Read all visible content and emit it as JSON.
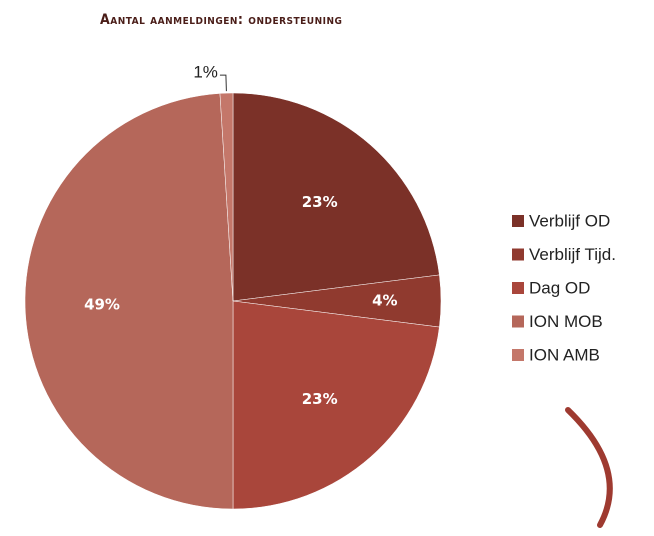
{
  "chart_data": {
    "type": "pie",
    "title": "Aantal aanmeldingen: ondersteuning",
    "categories": [
      "Verblijf OD",
      "Verblijf Tijd.",
      "Dag OD",
      "ION MOB",
      "ION AMB"
    ],
    "values": [
      23,
      4,
      23,
      49,
      1
    ],
    "value_labels": [
      "23%",
      "4%",
      "23%",
      "49%",
      "1%"
    ],
    "colors": [
      "#7b3128",
      "#903a2f",
      "#a9463b",
      "#b5675a",
      "#c4776a"
    ],
    "legend": "right"
  }
}
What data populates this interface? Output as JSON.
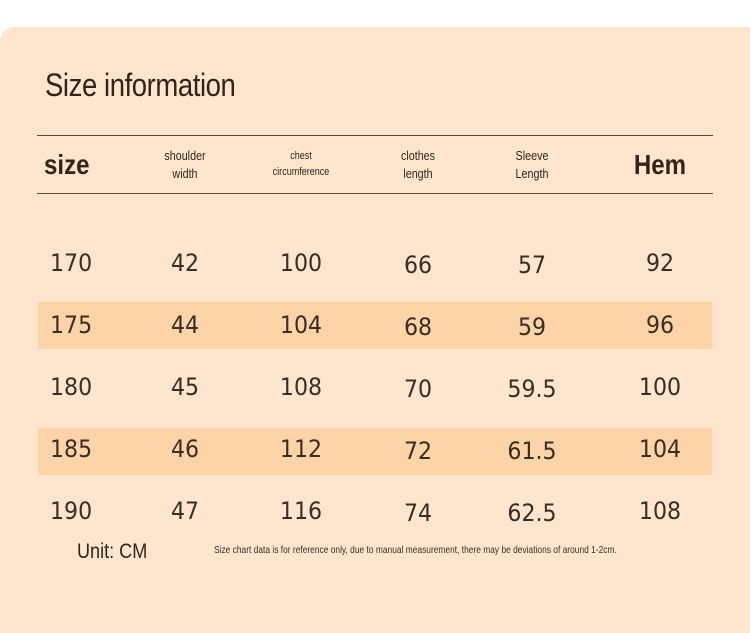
{
  "title": "Size information",
  "table": {
    "headers": [
      "size",
      "shoulder\nwidth",
      "chest\ncircumference",
      "clothes\nlength",
      "Sleeve\nLength",
      "Hem"
    ],
    "rows": [
      [
        "170",
        "42",
        "100",
        "66",
        "57",
        "92"
      ],
      [
        "175",
        "44",
        "104",
        "68",
        "59",
        "96"
      ],
      [
        "180",
        "45",
        "108",
        "70",
        "59.5",
        "100"
      ],
      [
        "185",
        "46",
        "112",
        "72",
        "61.5",
        "104"
      ],
      [
        "190",
        "47",
        "116",
        "74",
        "62.5",
        "108"
      ]
    ],
    "highlighted_rows": [
      1,
      3
    ]
  },
  "unit_label": "Unit: CM",
  "note": "Size chart data is for reference only, due to manual measurement, there may be deviations of around 1-2cm.",
  "colors": {
    "background": "#fde6cd",
    "stripe": "#fdd3a8",
    "text": "#33231a"
  }
}
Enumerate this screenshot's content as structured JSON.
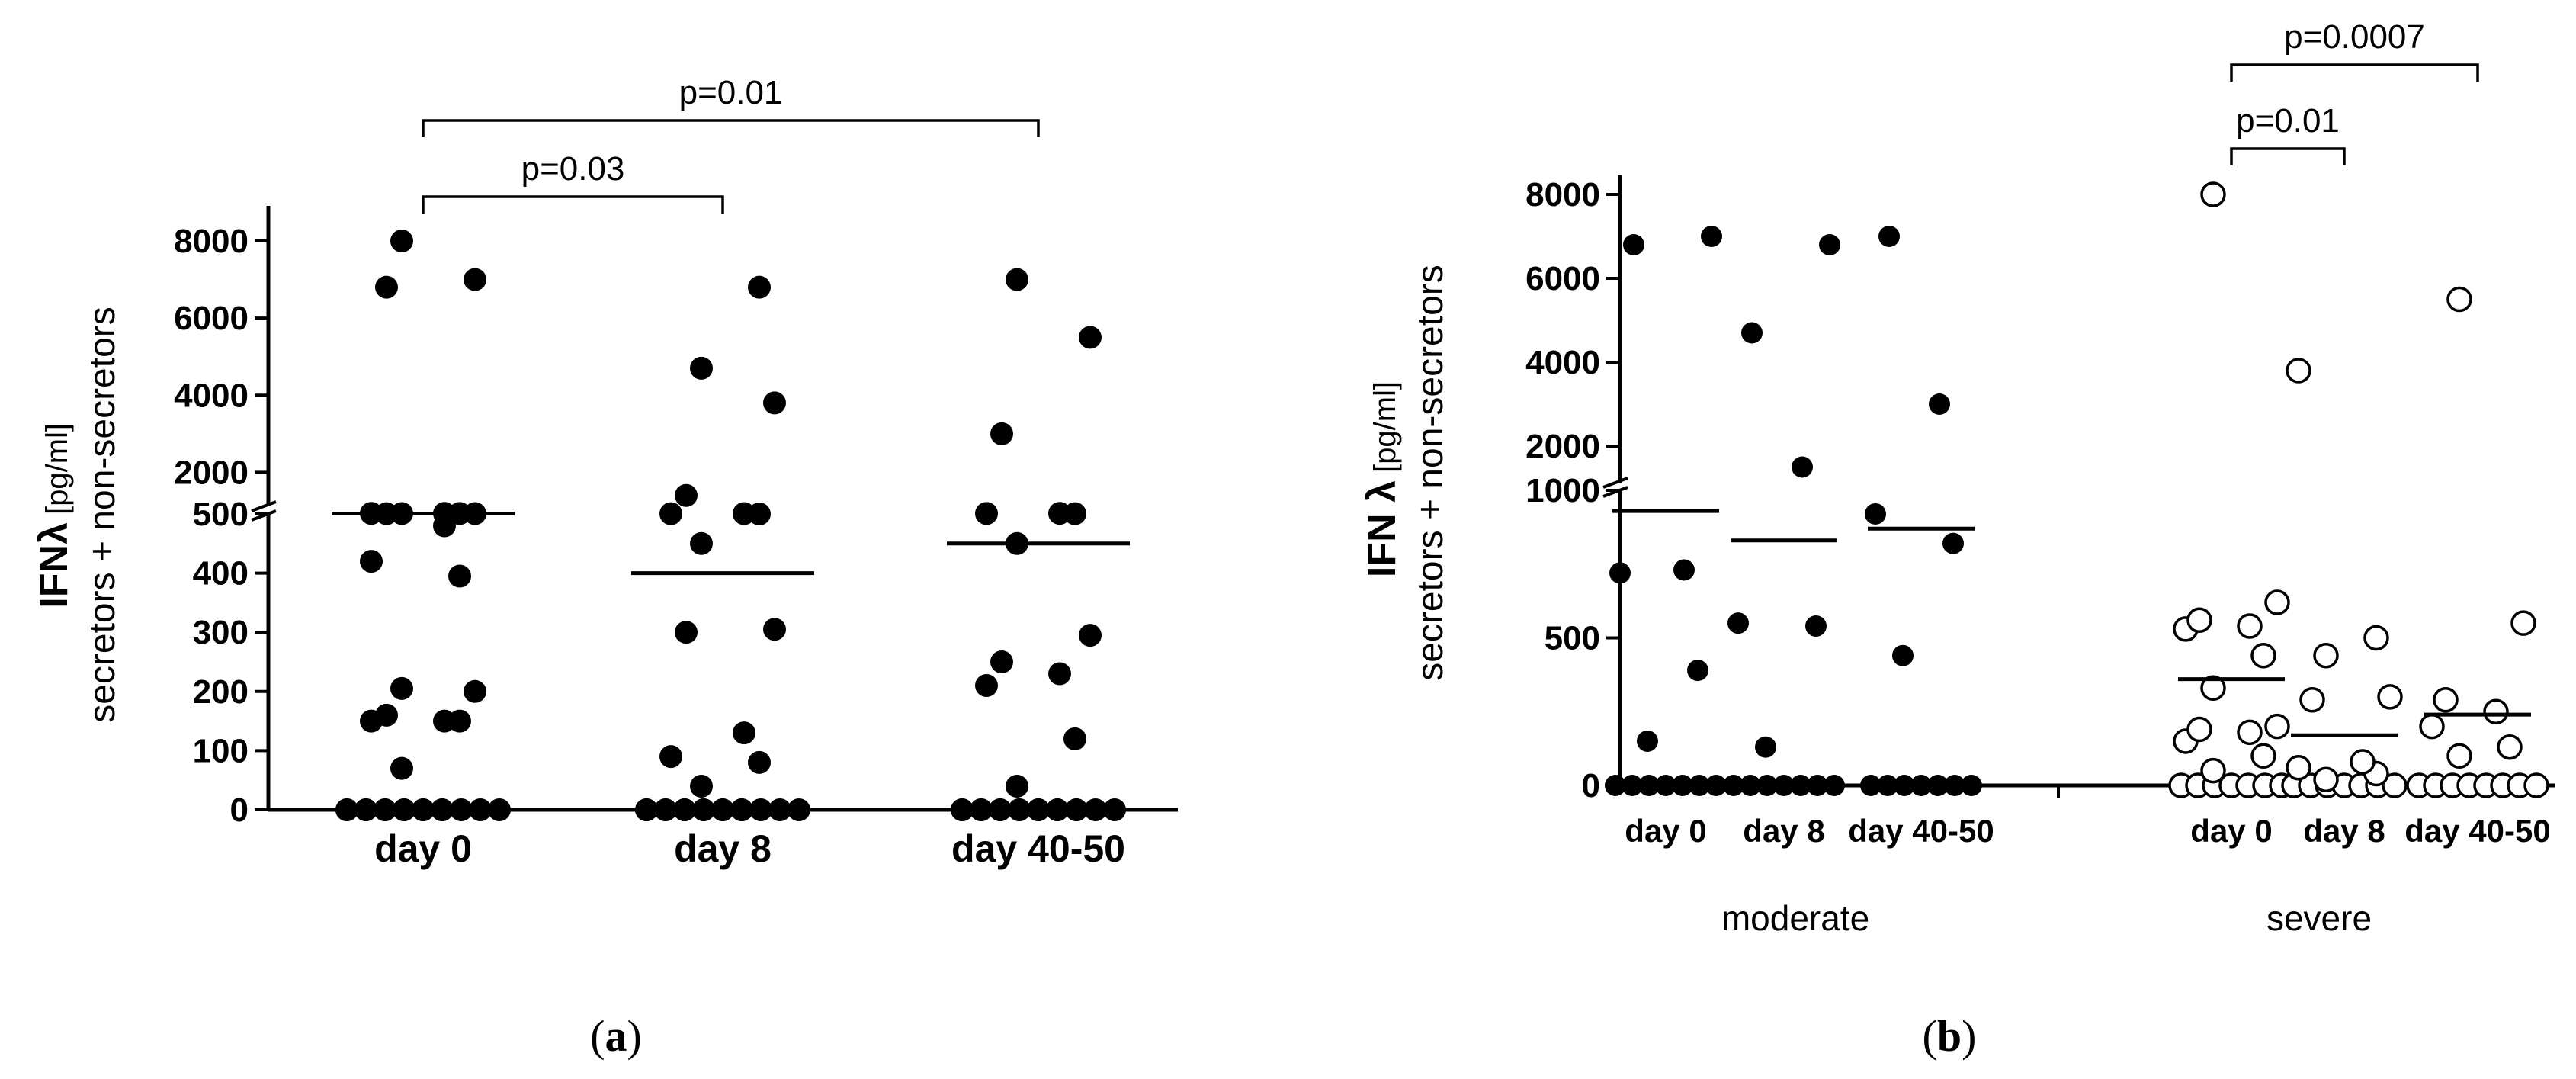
{
  "chart_data": [
    {
      "type": "scatter",
      "panel_label": "a",
      "ylabel_main": "IFNλ",
      "ylabel_unit": "[pg/ml]",
      "ylabel_sub": "secretors + non-secretors",
      "y_ticks_lower": [
        "0",
        "100",
        "200",
        "300",
        "400",
        "500"
      ],
      "y_ticks_upper": [
        "2000",
        "4000",
        "6000",
        "8000"
      ],
      "y_break": {
        "lower_range": [
          0,
          500
        ],
        "upper_range": [
          1000,
          8000
        ]
      },
      "categories": [
        "day 0",
        "day 8",
        "day 40-50"
      ],
      "marker": "filled",
      "groups": [
        {
          "name": "day 0",
          "median": 560,
          "values": [
            0,
            0,
            0,
            0,
            0,
            0,
            0,
            0,
            0,
            0,
            0,
            0,
            0,
            0,
            0,
            70,
            150,
            150,
            150,
            160,
            200,
            205,
            395,
            420,
            480,
            540,
            560,
            570,
            580,
            590,
            590,
            6800,
            7000,
            8000
          ]
        },
        {
          "name": "day 8",
          "median": 400,
          "values": [
            0,
            0,
            0,
            0,
            0,
            0,
            0,
            0,
            0,
            0,
            0,
            0,
            0,
            0,
            0,
            40,
            80,
            90,
            130,
            300,
            305,
            450,
            500,
            550,
            560,
            1400,
            3800,
            4700,
            6800
          ]
        },
        {
          "name": "day 40-50",
          "median": 450,
          "values": [
            0,
            0,
            0,
            0,
            0,
            0,
            0,
            0,
            0,
            0,
            0,
            0,
            0,
            0,
            0,
            0,
            40,
            120,
            210,
            230,
            250,
            295,
            450,
            550,
            580,
            600,
            3000,
            5500,
            7000
          ]
        }
      ],
      "comparisons": [
        {
          "from": "day 0",
          "to": "day 8",
          "label": "p=0.03"
        },
        {
          "from": "day 0",
          "to": "day 40-50",
          "label": "p=0.01"
        }
      ]
    },
    {
      "type": "scatter",
      "panel_label": "b",
      "ylabel_main": "IFN λ",
      "ylabel_unit": "[pg/ml]",
      "ylabel_sub": "secretors + non-secretors",
      "y_ticks_lower": [
        "0",
        "500",
        "1000"
      ],
      "y_ticks_upper": [
        "2000",
        "4000",
        "6000",
        "8000"
      ],
      "y_break": {
        "lower_range": [
          0,
          1000
        ],
        "upper_range": [
          1000,
          8000
        ]
      },
      "categories": [
        "day 0",
        "day 8",
        "day 40-50",
        "day 0",
        "day 8",
        "day 40-50"
      ],
      "group_labels": [
        "moderate",
        "severe"
      ],
      "groups": [
        {
          "name": "day 0",
          "group": "moderate",
          "marker": "filled",
          "median": 930,
          "values": [
            0,
            0,
            0,
            0,
            0,
            0,
            0,
            150,
            390,
            720,
            730,
            6800,
            7000
          ]
        },
        {
          "name": "day 8",
          "group": "moderate",
          "marker": "filled",
          "median": 830,
          "values": [
            0,
            0,
            0,
            0,
            0,
            0,
            0,
            130,
            540,
            550,
            1500,
            4700,
            6800
          ]
        },
        {
          "name": "day 40-50",
          "group": "moderate",
          "marker": "filled",
          "median": 870,
          "values": [
            0,
            0,
            0,
            0,
            0,
            0,
            0,
            440,
            820,
            920,
            3000,
            7000
          ]
        },
        {
          "name": "day 0",
          "group": "severe",
          "marker": "open",
          "median": 360,
          "values": [
            0,
            0,
            0,
            0,
            0,
            0,
            0,
            50,
            100,
            150,
            180,
            190,
            200,
            330,
            440,
            530,
            540,
            560,
            620,
            8000
          ]
        },
        {
          "name": "day 8",
          "group": "severe",
          "marker": "open",
          "median": 170,
          "values": [
            0,
            0,
            0,
            0,
            0,
            0,
            0,
            20,
            40,
            60,
            80,
            290,
            300,
            440,
            500,
            3800
          ]
        },
        {
          "name": "day 40-50",
          "group": "severe",
          "marker": "open",
          "median": 240,
          "values": [
            0,
            0,
            0,
            0,
            0,
            0,
            0,
            0,
            100,
            130,
            200,
            250,
            290,
            550,
            5500
          ]
        }
      ],
      "comparisons": [
        {
          "from": "severe day 0",
          "to": "severe day 8",
          "label": "p=0.01"
        },
        {
          "from": "severe day 0",
          "to": "severe day 40-50",
          "label": "p=0.0007"
        }
      ]
    }
  ]
}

+-------+

**EXERCISE TASK:**
Identify each line of the material where the word "median" shows up, and copy it.

**FULL OUTPUT:**
          "median": 560,
          "median": 400,
          "median": 450,
          "median": 930,
          "median": 830,
          "median": 870,
          "median": 360,
          "median": 170,
          "median": 240,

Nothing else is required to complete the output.